═════ Record list ═════
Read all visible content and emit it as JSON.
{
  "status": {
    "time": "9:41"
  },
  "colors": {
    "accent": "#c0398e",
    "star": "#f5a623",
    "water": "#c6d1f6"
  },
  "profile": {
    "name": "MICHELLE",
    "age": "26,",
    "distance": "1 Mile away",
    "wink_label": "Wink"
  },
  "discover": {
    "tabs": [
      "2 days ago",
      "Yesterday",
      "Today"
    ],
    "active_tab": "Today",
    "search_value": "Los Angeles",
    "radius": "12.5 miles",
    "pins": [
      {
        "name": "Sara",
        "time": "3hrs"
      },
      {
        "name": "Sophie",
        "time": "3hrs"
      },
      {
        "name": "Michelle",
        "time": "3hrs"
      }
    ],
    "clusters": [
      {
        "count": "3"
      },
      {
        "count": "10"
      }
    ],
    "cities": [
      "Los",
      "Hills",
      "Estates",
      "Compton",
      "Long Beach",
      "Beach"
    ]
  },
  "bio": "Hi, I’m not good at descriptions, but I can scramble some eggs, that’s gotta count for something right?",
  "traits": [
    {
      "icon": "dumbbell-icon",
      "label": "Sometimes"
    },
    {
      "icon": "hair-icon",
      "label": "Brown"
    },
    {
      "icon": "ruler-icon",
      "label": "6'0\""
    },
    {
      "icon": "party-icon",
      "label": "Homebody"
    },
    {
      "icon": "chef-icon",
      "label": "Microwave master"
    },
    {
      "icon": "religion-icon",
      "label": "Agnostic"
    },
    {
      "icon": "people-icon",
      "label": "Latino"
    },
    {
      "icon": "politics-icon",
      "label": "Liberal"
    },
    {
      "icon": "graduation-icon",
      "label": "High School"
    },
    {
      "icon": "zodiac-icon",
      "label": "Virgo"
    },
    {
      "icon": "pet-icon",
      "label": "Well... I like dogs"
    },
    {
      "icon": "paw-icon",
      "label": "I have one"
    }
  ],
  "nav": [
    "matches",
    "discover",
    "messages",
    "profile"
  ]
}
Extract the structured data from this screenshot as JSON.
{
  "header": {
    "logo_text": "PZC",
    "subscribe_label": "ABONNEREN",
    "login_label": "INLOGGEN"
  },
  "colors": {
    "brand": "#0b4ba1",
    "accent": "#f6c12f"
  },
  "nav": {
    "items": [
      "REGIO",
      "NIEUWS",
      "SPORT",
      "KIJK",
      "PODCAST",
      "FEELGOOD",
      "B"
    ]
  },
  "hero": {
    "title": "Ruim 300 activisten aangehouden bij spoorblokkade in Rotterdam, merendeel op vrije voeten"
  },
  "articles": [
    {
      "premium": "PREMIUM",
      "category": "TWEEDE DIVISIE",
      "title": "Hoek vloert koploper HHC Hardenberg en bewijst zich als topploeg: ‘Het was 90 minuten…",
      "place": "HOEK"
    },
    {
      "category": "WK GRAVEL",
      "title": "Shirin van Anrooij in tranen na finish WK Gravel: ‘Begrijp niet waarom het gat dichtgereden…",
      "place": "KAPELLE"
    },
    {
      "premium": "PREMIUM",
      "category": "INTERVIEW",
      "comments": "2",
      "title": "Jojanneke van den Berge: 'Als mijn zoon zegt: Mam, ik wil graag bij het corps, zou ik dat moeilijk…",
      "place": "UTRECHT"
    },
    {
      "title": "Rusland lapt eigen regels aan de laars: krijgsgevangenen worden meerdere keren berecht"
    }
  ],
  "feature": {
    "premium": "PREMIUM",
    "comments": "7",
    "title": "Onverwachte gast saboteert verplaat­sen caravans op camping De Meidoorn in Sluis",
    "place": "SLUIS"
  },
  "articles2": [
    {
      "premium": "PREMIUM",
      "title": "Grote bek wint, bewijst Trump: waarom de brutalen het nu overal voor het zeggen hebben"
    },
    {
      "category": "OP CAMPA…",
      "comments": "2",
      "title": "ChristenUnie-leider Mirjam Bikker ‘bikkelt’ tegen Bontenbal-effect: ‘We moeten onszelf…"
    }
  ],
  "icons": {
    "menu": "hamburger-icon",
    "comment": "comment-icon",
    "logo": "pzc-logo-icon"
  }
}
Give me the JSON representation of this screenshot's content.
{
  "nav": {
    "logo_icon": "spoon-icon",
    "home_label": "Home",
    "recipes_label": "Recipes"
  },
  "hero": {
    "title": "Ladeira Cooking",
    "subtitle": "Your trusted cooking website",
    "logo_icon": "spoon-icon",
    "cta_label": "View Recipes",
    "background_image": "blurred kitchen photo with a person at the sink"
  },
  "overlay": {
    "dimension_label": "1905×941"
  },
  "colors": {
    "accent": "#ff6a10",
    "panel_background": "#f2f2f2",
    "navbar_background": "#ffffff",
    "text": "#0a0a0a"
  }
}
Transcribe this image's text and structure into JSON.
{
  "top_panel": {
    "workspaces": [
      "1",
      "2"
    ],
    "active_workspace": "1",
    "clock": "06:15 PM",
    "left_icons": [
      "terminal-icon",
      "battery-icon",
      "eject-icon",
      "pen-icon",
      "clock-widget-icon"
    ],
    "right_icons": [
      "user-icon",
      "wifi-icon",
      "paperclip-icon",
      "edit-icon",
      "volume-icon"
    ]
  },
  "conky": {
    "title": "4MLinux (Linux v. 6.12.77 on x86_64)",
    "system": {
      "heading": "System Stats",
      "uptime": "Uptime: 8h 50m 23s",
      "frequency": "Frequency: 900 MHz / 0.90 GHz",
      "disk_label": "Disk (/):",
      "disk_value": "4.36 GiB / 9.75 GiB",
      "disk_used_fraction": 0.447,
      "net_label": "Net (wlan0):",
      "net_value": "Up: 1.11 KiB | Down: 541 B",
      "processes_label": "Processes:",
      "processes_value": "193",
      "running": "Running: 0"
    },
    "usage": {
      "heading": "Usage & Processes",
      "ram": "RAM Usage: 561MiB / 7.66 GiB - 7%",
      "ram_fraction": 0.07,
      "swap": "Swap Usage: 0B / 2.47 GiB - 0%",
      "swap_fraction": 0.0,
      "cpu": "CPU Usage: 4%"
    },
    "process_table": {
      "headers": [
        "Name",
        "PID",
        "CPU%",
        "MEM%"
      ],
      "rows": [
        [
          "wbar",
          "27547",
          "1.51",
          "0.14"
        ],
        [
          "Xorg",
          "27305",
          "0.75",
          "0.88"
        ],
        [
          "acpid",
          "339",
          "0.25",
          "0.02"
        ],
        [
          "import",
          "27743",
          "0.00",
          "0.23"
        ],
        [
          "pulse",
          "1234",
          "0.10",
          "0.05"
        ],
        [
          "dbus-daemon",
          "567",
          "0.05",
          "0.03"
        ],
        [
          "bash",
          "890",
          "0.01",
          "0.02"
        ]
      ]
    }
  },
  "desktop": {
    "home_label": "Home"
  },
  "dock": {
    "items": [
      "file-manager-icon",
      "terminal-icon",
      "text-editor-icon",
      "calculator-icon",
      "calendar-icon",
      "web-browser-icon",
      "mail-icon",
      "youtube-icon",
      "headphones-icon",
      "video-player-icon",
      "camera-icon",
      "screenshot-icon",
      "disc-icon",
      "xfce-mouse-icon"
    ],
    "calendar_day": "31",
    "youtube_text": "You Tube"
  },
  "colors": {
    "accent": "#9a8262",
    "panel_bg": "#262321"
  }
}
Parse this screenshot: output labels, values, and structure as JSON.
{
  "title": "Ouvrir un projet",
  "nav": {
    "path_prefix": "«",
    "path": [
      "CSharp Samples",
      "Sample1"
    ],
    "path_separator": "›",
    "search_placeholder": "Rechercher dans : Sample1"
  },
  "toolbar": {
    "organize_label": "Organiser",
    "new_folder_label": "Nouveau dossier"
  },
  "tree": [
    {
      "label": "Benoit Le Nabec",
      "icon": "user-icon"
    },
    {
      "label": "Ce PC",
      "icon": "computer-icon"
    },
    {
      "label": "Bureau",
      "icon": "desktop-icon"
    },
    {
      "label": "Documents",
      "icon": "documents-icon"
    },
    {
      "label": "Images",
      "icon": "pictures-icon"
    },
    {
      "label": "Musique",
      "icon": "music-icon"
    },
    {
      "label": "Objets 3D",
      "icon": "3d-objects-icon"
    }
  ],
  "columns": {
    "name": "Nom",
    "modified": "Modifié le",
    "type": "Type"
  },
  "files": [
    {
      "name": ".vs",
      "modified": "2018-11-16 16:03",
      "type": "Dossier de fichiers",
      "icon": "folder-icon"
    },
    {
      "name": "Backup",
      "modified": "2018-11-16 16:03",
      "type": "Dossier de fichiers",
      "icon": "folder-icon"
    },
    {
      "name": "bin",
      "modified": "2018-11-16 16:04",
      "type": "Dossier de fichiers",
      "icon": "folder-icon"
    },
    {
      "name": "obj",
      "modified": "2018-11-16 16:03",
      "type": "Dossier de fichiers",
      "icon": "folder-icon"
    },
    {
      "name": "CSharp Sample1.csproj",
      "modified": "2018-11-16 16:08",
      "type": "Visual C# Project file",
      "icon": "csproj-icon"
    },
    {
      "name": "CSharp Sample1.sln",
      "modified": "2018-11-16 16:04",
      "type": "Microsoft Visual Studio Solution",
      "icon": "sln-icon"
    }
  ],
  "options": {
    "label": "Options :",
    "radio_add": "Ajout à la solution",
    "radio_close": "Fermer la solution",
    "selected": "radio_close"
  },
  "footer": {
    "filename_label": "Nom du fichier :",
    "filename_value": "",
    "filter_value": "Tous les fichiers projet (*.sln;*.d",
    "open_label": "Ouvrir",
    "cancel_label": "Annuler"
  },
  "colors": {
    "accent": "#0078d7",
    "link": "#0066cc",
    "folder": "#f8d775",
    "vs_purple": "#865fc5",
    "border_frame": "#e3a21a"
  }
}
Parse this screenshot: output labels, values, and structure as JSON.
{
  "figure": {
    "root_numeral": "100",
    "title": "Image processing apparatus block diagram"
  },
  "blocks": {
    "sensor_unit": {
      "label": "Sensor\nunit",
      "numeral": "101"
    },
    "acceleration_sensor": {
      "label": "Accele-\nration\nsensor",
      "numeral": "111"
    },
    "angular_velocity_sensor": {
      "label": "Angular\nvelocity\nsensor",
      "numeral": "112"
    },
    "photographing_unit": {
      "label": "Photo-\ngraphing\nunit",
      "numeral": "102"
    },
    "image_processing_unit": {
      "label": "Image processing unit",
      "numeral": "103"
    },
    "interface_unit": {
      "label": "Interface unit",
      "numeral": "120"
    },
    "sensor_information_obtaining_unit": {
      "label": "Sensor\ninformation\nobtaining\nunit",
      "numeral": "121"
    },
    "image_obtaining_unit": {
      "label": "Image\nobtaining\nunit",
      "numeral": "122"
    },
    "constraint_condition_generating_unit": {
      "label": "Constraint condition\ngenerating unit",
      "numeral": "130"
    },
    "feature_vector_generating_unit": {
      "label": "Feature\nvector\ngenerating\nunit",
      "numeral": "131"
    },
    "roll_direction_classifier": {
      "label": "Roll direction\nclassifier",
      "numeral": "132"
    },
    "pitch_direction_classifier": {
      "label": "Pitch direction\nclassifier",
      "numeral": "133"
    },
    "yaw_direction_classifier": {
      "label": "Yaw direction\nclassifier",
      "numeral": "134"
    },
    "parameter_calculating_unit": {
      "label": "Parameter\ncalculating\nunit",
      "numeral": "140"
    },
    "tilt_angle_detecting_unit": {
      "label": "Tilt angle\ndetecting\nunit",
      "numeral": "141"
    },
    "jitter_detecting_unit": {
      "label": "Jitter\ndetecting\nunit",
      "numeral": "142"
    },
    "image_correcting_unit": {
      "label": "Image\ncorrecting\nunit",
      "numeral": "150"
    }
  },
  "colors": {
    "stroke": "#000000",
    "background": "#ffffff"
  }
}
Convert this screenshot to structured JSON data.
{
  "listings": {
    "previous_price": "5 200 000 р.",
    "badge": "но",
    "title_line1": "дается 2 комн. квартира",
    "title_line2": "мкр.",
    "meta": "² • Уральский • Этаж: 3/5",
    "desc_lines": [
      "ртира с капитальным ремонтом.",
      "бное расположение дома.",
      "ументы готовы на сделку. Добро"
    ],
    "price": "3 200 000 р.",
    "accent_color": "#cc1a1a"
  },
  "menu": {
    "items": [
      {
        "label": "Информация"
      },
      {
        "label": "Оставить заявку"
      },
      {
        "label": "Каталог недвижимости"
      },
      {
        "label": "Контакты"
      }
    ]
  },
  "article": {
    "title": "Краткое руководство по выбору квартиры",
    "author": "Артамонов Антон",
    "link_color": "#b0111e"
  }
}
═════
• **Given instruction**
Exactly reproduce the lines that run from the line with "Convert this screenshot" through the last line of the records, inclusive.

• **Output for this exercise**
Convert this screenshot to structured JSON data.
{
  "listings": {
    "previous_price": "5 200 000 р.",
    "badge": "но",
    "title_line1": "дается 2 комн. квартира",
    "title_line2": "мкр.",
    "meta": "² • Уральский • Этаж: 3/5",
    "desc_lines": [
      "ртира с капитальным ремонтом.",
      "бное расположение дома.",
      "ументы готовы на сделку. Добро"
    ],
    "price": "3 200 000 р.",
    "accent_color": "#cc1a1a"
  },
  "menu": {
    "items": [
      {
        "label": "Информация"
      },
      {
        "label": "Оставить заявку"
      },
      {
        "label": "Каталог недвижимости"
      },
      {
        "label": "Контакты"
      }
    ]
  },
  "article": {
    "title": "Краткое руководство по выбору квартиры",
    "author": "Артамонов Антон",
    "link_color": "#b0111e"
  }
}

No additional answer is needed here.